▶ [WHAT TO DO]: Identify each line in the records below that contains the word "Миша", and copy it.
══ ITEMS
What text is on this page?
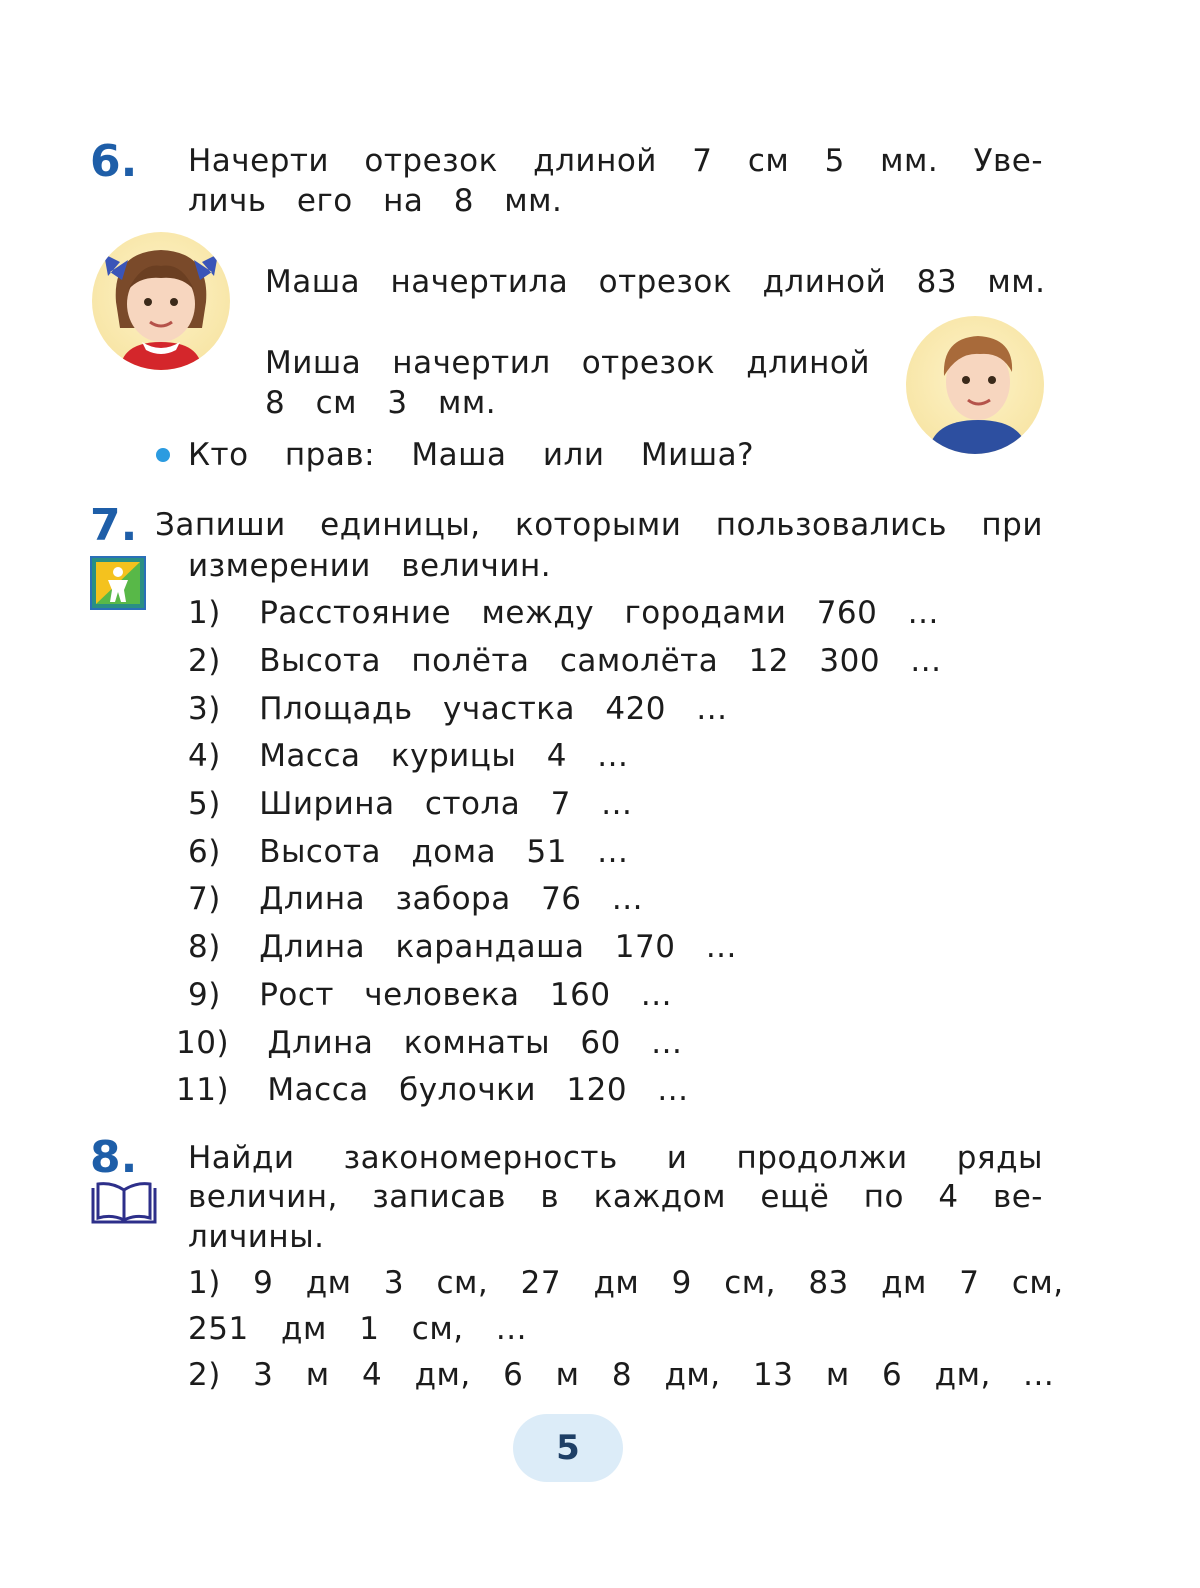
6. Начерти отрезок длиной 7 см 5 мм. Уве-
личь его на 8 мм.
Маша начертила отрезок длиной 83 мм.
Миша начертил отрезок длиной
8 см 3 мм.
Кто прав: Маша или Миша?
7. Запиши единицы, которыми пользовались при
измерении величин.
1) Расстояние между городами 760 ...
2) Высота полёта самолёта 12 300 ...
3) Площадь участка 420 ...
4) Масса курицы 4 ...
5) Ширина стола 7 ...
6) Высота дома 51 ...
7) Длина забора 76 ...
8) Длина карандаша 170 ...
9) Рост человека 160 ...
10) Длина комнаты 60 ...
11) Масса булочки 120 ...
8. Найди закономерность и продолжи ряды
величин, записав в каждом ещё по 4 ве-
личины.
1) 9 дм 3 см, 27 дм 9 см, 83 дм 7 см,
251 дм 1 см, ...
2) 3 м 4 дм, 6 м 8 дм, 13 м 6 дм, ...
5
════
▶ [OUTPUT]:
Миша начертил отрезок длиной
Кто прав: Маша или Миша?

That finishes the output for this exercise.